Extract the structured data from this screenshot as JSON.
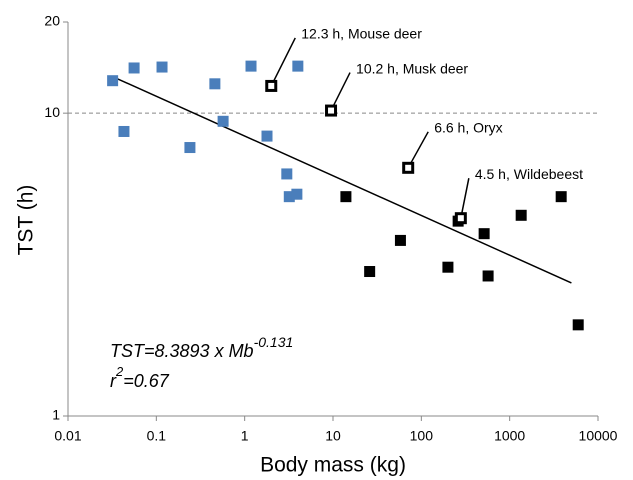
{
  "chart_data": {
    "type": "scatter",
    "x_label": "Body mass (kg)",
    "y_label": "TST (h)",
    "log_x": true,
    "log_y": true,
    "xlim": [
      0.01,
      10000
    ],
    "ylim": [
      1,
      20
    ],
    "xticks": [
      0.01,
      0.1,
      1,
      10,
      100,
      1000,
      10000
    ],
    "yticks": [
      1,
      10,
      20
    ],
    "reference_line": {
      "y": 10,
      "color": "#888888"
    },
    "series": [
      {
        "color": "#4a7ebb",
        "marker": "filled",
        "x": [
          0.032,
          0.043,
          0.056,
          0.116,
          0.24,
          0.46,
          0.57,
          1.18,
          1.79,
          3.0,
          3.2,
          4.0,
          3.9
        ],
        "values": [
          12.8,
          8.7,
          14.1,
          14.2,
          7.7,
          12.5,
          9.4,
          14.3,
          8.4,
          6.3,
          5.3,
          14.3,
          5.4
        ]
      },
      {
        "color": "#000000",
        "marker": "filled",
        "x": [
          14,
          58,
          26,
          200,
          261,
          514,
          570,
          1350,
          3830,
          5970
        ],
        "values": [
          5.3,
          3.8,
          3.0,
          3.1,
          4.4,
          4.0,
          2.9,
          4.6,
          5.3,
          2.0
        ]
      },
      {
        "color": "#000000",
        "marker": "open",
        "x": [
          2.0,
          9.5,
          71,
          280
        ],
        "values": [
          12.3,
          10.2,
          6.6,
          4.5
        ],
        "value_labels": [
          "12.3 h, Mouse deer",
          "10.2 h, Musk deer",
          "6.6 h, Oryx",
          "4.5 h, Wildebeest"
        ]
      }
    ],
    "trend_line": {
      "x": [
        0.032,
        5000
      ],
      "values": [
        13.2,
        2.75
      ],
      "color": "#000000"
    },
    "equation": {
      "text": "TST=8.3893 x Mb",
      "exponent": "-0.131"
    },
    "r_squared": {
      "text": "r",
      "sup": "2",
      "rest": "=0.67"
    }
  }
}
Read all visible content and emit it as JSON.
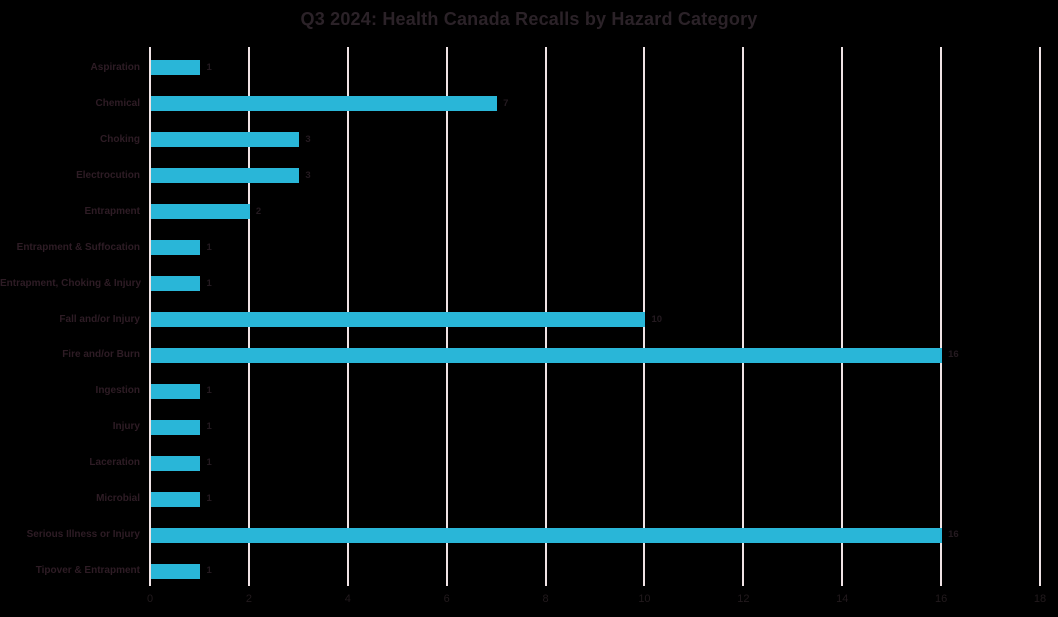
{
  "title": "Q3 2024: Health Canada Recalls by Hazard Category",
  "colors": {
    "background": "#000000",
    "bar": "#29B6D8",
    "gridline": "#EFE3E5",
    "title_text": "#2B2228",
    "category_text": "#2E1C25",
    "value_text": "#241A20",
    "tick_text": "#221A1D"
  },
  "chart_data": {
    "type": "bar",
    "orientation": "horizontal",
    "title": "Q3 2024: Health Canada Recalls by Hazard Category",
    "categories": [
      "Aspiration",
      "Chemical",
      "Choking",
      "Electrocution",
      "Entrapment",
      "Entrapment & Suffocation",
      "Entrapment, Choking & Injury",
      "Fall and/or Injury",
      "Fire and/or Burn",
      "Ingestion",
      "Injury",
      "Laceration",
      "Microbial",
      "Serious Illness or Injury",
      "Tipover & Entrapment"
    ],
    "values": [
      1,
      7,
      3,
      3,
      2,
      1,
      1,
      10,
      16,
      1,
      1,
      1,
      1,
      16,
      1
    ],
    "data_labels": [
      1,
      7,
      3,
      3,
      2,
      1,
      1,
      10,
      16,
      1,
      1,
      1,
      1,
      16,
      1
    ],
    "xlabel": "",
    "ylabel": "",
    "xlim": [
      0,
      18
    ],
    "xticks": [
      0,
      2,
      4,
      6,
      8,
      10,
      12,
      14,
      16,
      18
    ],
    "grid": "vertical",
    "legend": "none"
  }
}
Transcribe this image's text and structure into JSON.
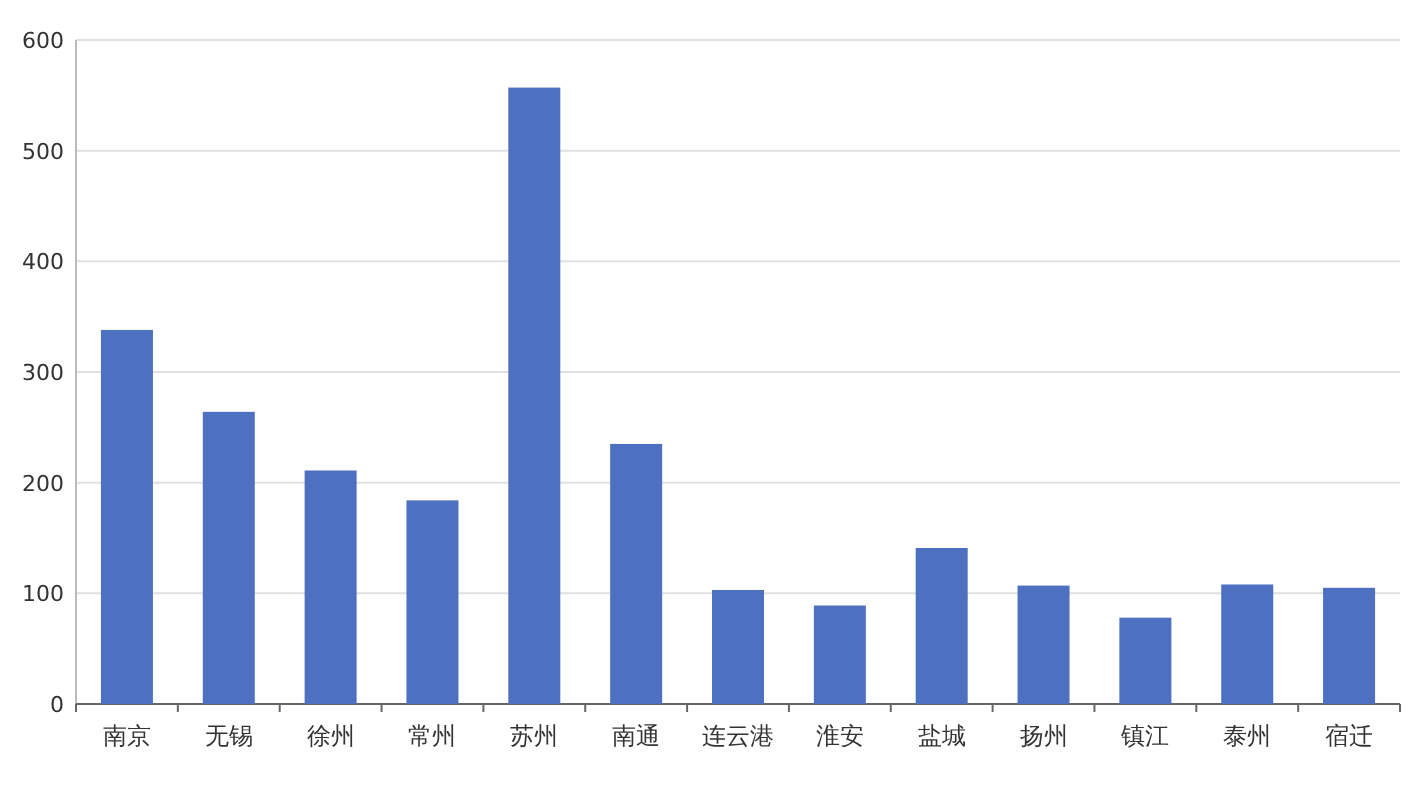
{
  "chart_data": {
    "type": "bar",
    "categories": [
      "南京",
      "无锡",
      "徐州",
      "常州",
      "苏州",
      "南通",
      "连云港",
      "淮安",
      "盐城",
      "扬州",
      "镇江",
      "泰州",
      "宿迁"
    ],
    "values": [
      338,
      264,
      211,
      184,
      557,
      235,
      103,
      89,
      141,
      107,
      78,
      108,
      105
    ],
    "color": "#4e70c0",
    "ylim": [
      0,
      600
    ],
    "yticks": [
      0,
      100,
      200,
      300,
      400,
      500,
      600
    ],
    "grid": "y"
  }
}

*Exercise details*
Reproduce word for word only the lines between the line containing "Transcribe this image's" and the end of the listing above, both included, and drop any pictures.

*Exercise result*
Transcribe this image's text and structure into JSON.
{
  "chart_data": {
    "type": "bar",
    "categories": [
      "南京",
      "无锡",
      "徐州",
      "常州",
      "苏州",
      "南通",
      "连云港",
      "淮安",
      "盐城",
      "扬州",
      "镇江",
      "泰州",
      "宿迁"
    ],
    "values": [
      338,
      264,
      211,
      184,
      557,
      235,
      103,
      89,
      141,
      107,
      78,
      108,
      105
    ],
    "color": "#4e70c0",
    "ylim": [
      0,
      600
    ],
    "yticks": [
      0,
      100,
      200,
      300,
      400,
      500,
      600
    ],
    "grid": "y"
  }
}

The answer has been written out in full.